RECORDS PROVIDED:
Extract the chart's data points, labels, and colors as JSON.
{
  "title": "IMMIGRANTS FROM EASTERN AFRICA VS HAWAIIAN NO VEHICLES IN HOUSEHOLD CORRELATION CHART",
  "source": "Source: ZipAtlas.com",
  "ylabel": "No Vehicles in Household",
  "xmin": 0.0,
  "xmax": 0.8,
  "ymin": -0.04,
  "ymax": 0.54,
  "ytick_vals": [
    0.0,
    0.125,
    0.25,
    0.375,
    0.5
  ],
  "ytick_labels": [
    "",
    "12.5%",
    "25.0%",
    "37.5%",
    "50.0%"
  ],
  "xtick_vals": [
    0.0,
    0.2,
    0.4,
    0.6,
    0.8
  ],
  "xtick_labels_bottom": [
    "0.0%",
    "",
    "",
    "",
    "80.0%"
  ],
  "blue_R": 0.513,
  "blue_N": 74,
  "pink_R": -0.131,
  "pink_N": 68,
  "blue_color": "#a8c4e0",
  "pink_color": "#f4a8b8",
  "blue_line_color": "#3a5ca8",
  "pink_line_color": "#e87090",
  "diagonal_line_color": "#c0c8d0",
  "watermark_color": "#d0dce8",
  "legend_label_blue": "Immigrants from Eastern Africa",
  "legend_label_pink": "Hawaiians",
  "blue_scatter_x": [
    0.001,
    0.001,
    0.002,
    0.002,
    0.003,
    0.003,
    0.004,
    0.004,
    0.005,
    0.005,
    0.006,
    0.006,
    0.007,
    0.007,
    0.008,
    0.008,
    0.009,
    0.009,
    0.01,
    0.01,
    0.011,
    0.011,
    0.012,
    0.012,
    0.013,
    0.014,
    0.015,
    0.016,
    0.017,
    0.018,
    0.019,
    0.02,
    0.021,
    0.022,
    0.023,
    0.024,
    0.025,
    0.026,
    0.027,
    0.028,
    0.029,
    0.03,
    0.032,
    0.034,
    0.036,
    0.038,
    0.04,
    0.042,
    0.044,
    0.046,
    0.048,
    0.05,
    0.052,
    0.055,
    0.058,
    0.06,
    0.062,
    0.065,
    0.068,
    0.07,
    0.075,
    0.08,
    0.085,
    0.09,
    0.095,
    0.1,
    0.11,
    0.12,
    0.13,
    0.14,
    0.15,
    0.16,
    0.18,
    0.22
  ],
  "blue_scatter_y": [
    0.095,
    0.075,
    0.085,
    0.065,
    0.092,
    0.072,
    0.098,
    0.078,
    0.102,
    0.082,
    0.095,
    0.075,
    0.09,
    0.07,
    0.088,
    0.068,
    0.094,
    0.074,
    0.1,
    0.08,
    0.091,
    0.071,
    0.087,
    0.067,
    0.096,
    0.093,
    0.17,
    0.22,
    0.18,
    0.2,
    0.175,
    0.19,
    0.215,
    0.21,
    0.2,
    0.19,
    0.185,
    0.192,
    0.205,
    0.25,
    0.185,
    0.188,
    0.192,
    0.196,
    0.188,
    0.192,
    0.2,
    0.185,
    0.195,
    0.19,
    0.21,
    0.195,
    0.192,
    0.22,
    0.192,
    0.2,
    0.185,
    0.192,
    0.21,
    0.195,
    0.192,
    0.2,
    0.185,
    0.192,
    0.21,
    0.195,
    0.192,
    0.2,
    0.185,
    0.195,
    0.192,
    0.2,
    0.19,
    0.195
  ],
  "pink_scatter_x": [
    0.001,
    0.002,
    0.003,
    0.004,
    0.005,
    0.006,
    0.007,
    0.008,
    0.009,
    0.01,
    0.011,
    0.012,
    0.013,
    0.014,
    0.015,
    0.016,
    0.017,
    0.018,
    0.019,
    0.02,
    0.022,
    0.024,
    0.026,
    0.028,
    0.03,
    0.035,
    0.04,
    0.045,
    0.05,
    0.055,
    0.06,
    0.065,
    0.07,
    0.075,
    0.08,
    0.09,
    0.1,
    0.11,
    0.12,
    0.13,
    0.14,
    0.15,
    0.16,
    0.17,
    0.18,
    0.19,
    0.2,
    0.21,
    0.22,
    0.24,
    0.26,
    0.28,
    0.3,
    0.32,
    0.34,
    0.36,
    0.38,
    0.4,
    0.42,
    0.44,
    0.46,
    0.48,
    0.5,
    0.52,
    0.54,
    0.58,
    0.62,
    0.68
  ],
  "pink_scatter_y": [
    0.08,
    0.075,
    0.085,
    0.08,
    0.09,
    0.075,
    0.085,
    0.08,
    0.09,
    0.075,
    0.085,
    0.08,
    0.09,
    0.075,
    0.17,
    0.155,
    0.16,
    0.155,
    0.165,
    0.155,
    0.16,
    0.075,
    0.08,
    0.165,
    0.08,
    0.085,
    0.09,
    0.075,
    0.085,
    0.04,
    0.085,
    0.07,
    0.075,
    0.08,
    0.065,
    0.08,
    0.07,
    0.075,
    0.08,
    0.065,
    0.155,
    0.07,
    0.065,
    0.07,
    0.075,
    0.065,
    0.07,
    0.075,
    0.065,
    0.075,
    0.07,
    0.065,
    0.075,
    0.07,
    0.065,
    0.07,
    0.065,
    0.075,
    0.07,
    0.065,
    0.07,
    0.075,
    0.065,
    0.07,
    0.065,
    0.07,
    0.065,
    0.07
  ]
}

WHAT NEEDS TO BE DONE:
Repeat every entry word for word.

FULL SOLUTION:
Extract the chart's data points, labels, and colors as JSON.
{
  "title": "IMMIGRANTS FROM EASTERN AFRICA VS HAWAIIAN NO VEHICLES IN HOUSEHOLD CORRELATION CHART",
  "source": "Source: ZipAtlas.com",
  "ylabel": "No Vehicles in Household",
  "xmin": 0.0,
  "xmax": 0.8,
  "ymin": -0.04,
  "ymax": 0.54,
  "ytick_vals": [
    0.0,
    0.125,
    0.25,
    0.375,
    0.5
  ],
  "ytick_labels": [
    "",
    "12.5%",
    "25.0%",
    "37.5%",
    "50.0%"
  ],
  "xtick_vals": [
    0.0,
    0.2,
    0.4,
    0.6,
    0.8
  ],
  "xtick_labels_bottom": [
    "0.0%",
    "",
    "",
    "",
    "80.0%"
  ],
  "blue_R": 0.513,
  "blue_N": 74,
  "pink_R": -0.131,
  "pink_N": 68,
  "blue_color": "#a8c4e0",
  "pink_color": "#f4a8b8",
  "blue_line_color": "#3a5ca8",
  "pink_line_color": "#e87090",
  "diagonal_line_color": "#c0c8d0",
  "watermark_color": "#d0dce8",
  "legend_label_blue": "Immigrants from Eastern Africa",
  "legend_label_pink": "Hawaiians",
  "blue_scatter_x": [
    0.001,
    0.001,
    0.002,
    0.002,
    0.003,
    0.003,
    0.004,
    0.004,
    0.005,
    0.005,
    0.006,
    0.006,
    0.007,
    0.007,
    0.008,
    0.008,
    0.009,
    0.009,
    0.01,
    0.01,
    0.011,
    0.011,
    0.012,
    0.012,
    0.013,
    0.014,
    0.015,
    0.016,
    0.017,
    0.018,
    0.019,
    0.02,
    0.021,
    0.022,
    0.023,
    0.024,
    0.025,
    0.026,
    0.027,
    0.028,
    0.029,
    0.03,
    0.032,
    0.034,
    0.036,
    0.038,
    0.04,
    0.042,
    0.044,
    0.046,
    0.048,
    0.05,
    0.052,
    0.055,
    0.058,
    0.06,
    0.062,
    0.065,
    0.068,
    0.07,
    0.075,
    0.08,
    0.085,
    0.09,
    0.095,
    0.1,
    0.11,
    0.12,
    0.13,
    0.14,
    0.15,
    0.16,
    0.18,
    0.22
  ],
  "blue_scatter_y": [
    0.095,
    0.075,
    0.085,
    0.065,
    0.092,
    0.072,
    0.098,
    0.078,
    0.102,
    0.082,
    0.095,
    0.075,
    0.09,
    0.07,
    0.088,
    0.068,
    0.094,
    0.074,
    0.1,
    0.08,
    0.091,
    0.071,
    0.087,
    0.067,
    0.096,
    0.093,
    0.17,
    0.22,
    0.18,
    0.2,
    0.175,
    0.19,
    0.215,
    0.21,
    0.2,
    0.19,
    0.185,
    0.192,
    0.205,
    0.25,
    0.185,
    0.188,
    0.192,
    0.196,
    0.188,
    0.192,
    0.2,
    0.185,
    0.195,
    0.19,
    0.21,
    0.195,
    0.192,
    0.22,
    0.192,
    0.2,
    0.185,
    0.192,
    0.21,
    0.195,
    0.192,
    0.2,
    0.185,
    0.192,
    0.21,
    0.195,
    0.192,
    0.2,
    0.185,
    0.195,
    0.192,
    0.2,
    0.19,
    0.195
  ],
  "pink_scatter_x": [
    0.001,
    0.002,
    0.003,
    0.004,
    0.005,
    0.006,
    0.007,
    0.008,
    0.009,
    0.01,
    0.011,
    0.012,
    0.013,
    0.014,
    0.015,
    0.016,
    0.017,
    0.018,
    0.019,
    0.02,
    0.022,
    0.024,
    0.026,
    0.028,
    0.03,
    0.035,
    0.04,
    0.045,
    0.05,
    0.055,
    0.06,
    0.065,
    0.07,
    0.075,
    0.08,
    0.09,
    0.1,
    0.11,
    0.12,
    0.13,
    0.14,
    0.15,
    0.16,
    0.17,
    0.18,
    0.19,
    0.2,
    0.21,
    0.22,
    0.24,
    0.26,
    0.28,
    0.3,
    0.32,
    0.34,
    0.36,
    0.38,
    0.4,
    0.42,
    0.44,
    0.46,
    0.48,
    0.5,
    0.52,
    0.54,
    0.58,
    0.62,
    0.68
  ],
  "pink_scatter_y": [
    0.08,
    0.075,
    0.085,
    0.08,
    0.09,
    0.075,
    0.085,
    0.08,
    0.09,
    0.075,
    0.085,
    0.08,
    0.09,
    0.075,
    0.17,
    0.155,
    0.16,
    0.155,
    0.165,
    0.155,
    0.16,
    0.075,
    0.08,
    0.165,
    0.08,
    0.085,
    0.09,
    0.075,
    0.085,
    0.04,
    0.085,
    0.07,
    0.075,
    0.08,
    0.065,
    0.08,
    0.07,
    0.075,
    0.08,
    0.065,
    0.155,
    0.07,
    0.065,
    0.07,
    0.075,
    0.065,
    0.07,
    0.075,
    0.065,
    0.075,
    0.07,
    0.065,
    0.075,
    0.07,
    0.065,
    0.07,
    0.065,
    0.075,
    0.07,
    0.065,
    0.07,
    0.075,
    0.065,
    0.07,
    0.065,
    0.07,
    0.065,
    0.07
  ]
}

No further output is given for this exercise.